-- CHALLENGE --
Copy out the material verbatim from its first line through the line containing "114, 1053, 121]", including that line, and stop there.

+++ SUPPLIED DATA

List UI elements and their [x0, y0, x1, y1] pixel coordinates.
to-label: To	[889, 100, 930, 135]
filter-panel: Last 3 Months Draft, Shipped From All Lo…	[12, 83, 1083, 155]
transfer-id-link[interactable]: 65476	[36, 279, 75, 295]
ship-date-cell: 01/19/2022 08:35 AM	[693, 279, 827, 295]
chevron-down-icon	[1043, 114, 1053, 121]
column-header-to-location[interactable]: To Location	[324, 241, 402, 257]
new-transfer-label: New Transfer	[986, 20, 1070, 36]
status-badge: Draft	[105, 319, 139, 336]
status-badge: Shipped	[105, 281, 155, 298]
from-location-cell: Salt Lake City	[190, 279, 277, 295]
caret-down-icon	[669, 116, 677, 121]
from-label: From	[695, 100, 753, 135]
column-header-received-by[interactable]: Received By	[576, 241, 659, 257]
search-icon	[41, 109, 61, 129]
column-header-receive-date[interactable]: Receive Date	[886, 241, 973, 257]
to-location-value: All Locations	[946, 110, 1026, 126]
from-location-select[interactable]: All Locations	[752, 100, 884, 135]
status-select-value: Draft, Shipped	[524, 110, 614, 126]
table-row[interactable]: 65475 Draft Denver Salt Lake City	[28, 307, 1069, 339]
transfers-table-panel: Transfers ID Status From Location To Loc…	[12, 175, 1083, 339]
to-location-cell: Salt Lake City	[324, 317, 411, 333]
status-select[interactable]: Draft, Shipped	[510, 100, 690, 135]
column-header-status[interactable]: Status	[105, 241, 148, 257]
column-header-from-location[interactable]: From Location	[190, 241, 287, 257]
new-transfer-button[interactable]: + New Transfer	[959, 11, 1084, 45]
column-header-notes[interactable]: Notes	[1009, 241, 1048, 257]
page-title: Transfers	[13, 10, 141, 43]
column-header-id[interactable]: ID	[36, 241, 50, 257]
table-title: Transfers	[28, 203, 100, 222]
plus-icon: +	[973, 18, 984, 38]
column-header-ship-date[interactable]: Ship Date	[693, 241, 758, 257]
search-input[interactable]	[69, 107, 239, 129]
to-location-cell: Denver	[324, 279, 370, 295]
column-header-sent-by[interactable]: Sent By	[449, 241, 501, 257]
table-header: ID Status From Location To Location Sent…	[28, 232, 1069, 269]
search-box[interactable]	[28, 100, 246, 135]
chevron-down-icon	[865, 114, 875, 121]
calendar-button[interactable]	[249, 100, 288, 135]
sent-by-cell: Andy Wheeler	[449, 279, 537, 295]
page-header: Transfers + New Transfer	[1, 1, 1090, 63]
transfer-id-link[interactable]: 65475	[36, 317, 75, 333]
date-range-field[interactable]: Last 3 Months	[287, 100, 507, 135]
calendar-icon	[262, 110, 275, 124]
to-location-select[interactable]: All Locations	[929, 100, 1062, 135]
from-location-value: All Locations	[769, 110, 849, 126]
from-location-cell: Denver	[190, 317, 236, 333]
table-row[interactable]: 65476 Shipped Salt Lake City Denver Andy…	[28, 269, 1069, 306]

++++++

-- RESULT --
List UI elements and their [x0, y0, x1, y1] pixel coordinates.
to-label: To	[889, 100, 930, 135]
filter-panel: Last 3 Months Draft, Shipped From All Lo…	[12, 83, 1083, 155]
transfer-id-link[interactable]: 65476	[36, 279, 75, 295]
ship-date-cell: 01/19/2022 08:35 AM	[693, 279, 827, 295]
chevron-down-icon	[1043, 114, 1053, 121]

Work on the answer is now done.